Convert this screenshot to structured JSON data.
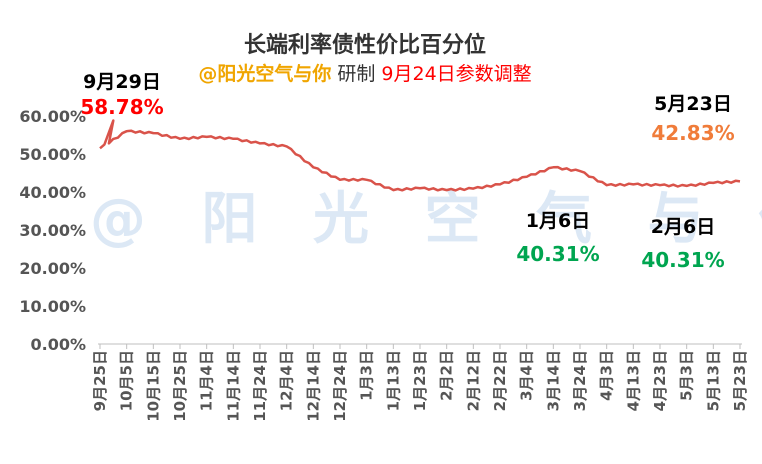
{
  "chart_data": {
    "type": "line",
    "title": "长端利率债性价比百分位",
    "subtitle": {
      "handle": "@阳光空气与你",
      "middle": " 研制 ",
      "note": "9月24日参数调整"
    },
    "watermark": "@ 阳 光 空 气 与 你",
    "ylim": [
      0,
      0.6
    ],
    "yticks": [
      "0.00%",
      "10.00%",
      "20.00%",
      "30.00%",
      "40.00%",
      "50.00%",
      "60.00%"
    ],
    "xlabels": [
      "9月25日",
      "10月5日",
      "10月15日",
      "10月25日",
      "11月4日",
      "11月14日",
      "11月24日",
      "12月4日",
      "12月14日",
      "12月24日",
      "1月3日",
      "1月13日",
      "1月23日",
      "2月2日",
      "2月12日",
      "2月22日",
      "3月4日",
      "3月14日",
      "3月24日",
      "4月3日",
      "4月13日",
      "4月23日",
      "5月3日",
      "5月13日",
      "5月23日"
    ],
    "series": [
      {
        "x": [
          0,
          1,
          2,
          3,
          4,
          5,
          6,
          7,
          8,
          9,
          10,
          11,
          12,
          13,
          14,
          15,
          16,
          17,
          18,
          19,
          20,
          21,
          22,
          23,
          24
        ],
        "values": [
          0.515,
          0.56,
          0.555,
          0.54,
          0.545,
          0.54,
          0.528,
          0.52,
          0.465,
          0.432,
          0.432,
          0.405,
          0.41,
          0.405,
          0.409,
          0.42,
          0.44,
          0.465,
          0.455,
          0.418,
          0.42,
          0.418,
          0.416,
          0.424,
          0.428
        ],
        "color": "#d9534a"
      }
    ],
    "annotations": [
      {
        "date": "9月29日",
        "value": "58.78%",
        "date_color": "#000000",
        "value_color": "#ff0000"
      },
      {
        "date": "1月6日",
        "value": "40.31%",
        "date_color": "#000000",
        "value_color": "#00a550"
      },
      {
        "date": "2月6日",
        "value": "40.31%",
        "date_color": "#000000",
        "value_color": "#00a550"
      },
      {
        "date": "5月23日",
        "value": "42.83%",
        "date_color": "#000000",
        "value_color": "#f07c3a"
      }
    ],
    "colors": {
      "title": "#333333",
      "handle": "#f0a500",
      "middle": "#333333",
      "note": "#ff0000",
      "axis_text": "#555555",
      "watermark": "#dce8f5"
    }
  }
}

**Task goal**.
Gather up the lines that contain the word "watermark".

**The answer**.
    "watermark": "@ 阳 光 空 气 与 你",
      "watermark": "#dce8f5"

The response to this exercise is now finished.